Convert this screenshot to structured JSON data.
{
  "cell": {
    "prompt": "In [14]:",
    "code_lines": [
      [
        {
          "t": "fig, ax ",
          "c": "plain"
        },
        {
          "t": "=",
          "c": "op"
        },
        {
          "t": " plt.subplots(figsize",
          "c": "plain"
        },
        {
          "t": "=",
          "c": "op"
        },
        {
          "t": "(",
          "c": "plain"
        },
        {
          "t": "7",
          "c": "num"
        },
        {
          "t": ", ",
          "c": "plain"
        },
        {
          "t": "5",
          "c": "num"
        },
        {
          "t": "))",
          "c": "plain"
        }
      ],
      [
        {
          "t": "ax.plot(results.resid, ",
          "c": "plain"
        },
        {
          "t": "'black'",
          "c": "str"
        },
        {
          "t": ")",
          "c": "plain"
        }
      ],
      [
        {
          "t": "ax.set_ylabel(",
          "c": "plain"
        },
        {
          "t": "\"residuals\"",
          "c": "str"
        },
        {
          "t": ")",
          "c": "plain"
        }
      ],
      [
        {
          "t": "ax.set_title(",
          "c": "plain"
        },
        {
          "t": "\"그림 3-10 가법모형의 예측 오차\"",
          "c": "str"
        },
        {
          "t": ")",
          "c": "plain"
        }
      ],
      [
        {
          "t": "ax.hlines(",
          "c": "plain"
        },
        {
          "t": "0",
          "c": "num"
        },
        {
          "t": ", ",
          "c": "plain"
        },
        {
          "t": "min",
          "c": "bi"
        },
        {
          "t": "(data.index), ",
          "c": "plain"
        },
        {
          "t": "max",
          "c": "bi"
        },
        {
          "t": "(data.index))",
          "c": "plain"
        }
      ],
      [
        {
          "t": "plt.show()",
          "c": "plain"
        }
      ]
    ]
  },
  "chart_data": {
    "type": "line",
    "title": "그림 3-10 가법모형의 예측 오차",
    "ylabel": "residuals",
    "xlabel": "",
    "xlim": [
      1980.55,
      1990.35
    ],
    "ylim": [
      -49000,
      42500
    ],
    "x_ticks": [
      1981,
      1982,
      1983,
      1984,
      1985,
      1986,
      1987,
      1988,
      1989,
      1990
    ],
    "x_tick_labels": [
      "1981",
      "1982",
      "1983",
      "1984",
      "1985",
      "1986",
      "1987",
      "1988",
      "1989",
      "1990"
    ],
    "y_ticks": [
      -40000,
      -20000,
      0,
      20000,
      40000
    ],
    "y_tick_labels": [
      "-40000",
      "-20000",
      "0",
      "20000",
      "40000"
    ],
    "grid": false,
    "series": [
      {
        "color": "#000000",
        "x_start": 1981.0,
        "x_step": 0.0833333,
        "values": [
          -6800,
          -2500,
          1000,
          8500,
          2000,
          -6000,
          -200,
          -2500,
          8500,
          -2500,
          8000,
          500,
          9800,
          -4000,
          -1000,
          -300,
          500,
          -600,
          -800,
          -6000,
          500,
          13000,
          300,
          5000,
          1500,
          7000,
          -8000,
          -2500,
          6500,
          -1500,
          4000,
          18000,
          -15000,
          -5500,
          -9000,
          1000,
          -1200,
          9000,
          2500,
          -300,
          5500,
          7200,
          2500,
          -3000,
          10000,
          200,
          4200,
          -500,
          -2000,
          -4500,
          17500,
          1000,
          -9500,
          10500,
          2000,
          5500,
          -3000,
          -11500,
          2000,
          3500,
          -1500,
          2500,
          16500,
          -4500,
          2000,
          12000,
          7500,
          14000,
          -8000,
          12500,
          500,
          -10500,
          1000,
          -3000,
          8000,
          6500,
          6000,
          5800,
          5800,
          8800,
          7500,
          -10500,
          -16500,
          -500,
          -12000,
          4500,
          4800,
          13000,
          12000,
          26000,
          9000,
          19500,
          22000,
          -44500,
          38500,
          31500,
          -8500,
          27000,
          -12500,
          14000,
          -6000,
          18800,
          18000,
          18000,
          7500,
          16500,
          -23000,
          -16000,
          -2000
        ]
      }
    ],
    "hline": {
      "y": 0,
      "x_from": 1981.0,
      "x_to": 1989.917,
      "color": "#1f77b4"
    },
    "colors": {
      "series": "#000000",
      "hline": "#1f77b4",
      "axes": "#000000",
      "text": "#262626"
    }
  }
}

+-------+

### Short problem
Make a verbatim copy of every entry shown above.

### Solved problem
Convert this screenshot to structured JSON data.
{
  "cell": {
    "prompt": "In [14]:",
    "code_lines": [
      [
        {
          "t": "fig, ax ",
          "c": "plain"
        },
        {
          "t": "=",
          "c": "op"
        },
        {
          "t": " plt.subplots(figsize",
          "c": "plain"
        },
        {
          "t": "=",
          "c": "op"
        },
        {
          "t": "(",
          "c": "plain"
        },
        {
          "t": "7",
          "c": "num"
        },
        {
          "t": ", ",
          "c": "plain"
        },
        {
          "t": "5",
          "c": "num"
        },
        {
          "t": "))",
          "c": "plain"
        }
      ],
      [
        {
          "t": "ax.plot(results.resid, ",
          "c": "plain"
        },
        {
          "t": "'black'",
          "c": "str"
        },
        {
          "t": ")",
          "c": "plain"
        }
      ],
      [
        {
          "t": "ax.set_ylabel(",
          "c": "plain"
        },
        {
          "t": "\"residuals\"",
          "c": "str"
        },
        {
          "t": ")",
          "c": "plain"
        }
      ],
      [
        {
          "t": "ax.set_title(",
          "c": "plain"
        },
        {
          "t": "\"그림 3-10 가법모형의 예측 오차\"",
          "c": "str"
        },
        {
          "t": ")",
          "c": "plain"
        }
      ],
      [
        {
          "t": "ax.hlines(",
          "c": "plain"
        },
        {
          "t": "0",
          "c": "num"
        },
        {
          "t": ", ",
          "c": "plain"
        },
        {
          "t": "min",
          "c": "bi"
        },
        {
          "t": "(data.index), ",
          "c": "plain"
        },
        {
          "t": "max",
          "c": "bi"
        },
        {
          "t": "(data.index))",
          "c": "plain"
        }
      ],
      [
        {
          "t": "plt.show()",
          "c": "plain"
        }
      ]
    ]
  },
  "chart_data": {
    "type": "line",
    "title": "그림 3-10 가법모형의 예측 오차",
    "ylabel": "residuals",
    "xlabel": "",
    "xlim": [
      1980.55,
      1990.35
    ],
    "ylim": [
      -49000,
      42500
    ],
    "x_ticks": [
      1981,
      1982,
      1983,
      1984,
      1985,
      1986,
      1987,
      1988,
      1989,
      1990
    ],
    "x_tick_labels": [
      "1981",
      "1982",
      "1983",
      "1984",
      "1985",
      "1986",
      "1987",
      "1988",
      "1989",
      "1990"
    ],
    "y_ticks": [
      -40000,
      -20000,
      0,
      20000,
      40000
    ],
    "y_tick_labels": [
      "-40000",
      "-20000",
      "0",
      "20000",
      "40000"
    ],
    "grid": false,
    "series": [
      {
        "color": "#000000",
        "x_start": 1981.0,
        "x_step": 0.0833333,
        "values": [
          -6800,
          -2500,
          1000,
          8500,
          2000,
          -6000,
          -200,
          -2500,
          8500,
          -2500,
          8000,
          500,
          9800,
          -4000,
          -1000,
          -300,
          500,
          -600,
          -800,
          -6000,
          500,
          13000,
          300,
          5000,
          1500,
          7000,
          -8000,
          -2500,
          6500,
          -1500,
          4000,
          18000,
          -15000,
          -5500,
          -9000,
          1000,
          -1200,
          9000,
          2500,
          -300,
          5500,
          7200,
          2500,
          -3000,
          10000,
          200,
          4200,
          -500,
          -2000,
          -4500,
          17500,
          1000,
          -9500,
          10500,
          2000,
          5500,
          -3000,
          -11500,
          2000,
          3500,
          -1500,
          2500,
          16500,
          -4500,
          2000,
          12000,
          7500,
          14000,
          -8000,
          12500,
          500,
          -10500,
          1000,
          -3000,
          8000,
          6500,
          6000,
          5800,
          5800,
          8800,
          7500,
          -10500,
          -16500,
          -500,
          -12000,
          4500,
          4800,
          13000,
          12000,
          26000,
          9000,
          19500,
          22000,
          -44500,
          38500,
          31500,
          -8500,
          27000,
          -12500,
          14000,
          -6000,
          18800,
          18000,
          18000,
          7500,
          16500,
          -23000,
          -16000,
          -2000
        ]
      }
    ],
    "hline": {
      "y": 0,
      "x_from": 1981.0,
      "x_to": 1989.917,
      "color": "#1f77b4"
    },
    "colors": {
      "series": "#000000",
      "hline": "#1f77b4",
      "axes": "#000000",
      "text": "#262626"
    }
  }
}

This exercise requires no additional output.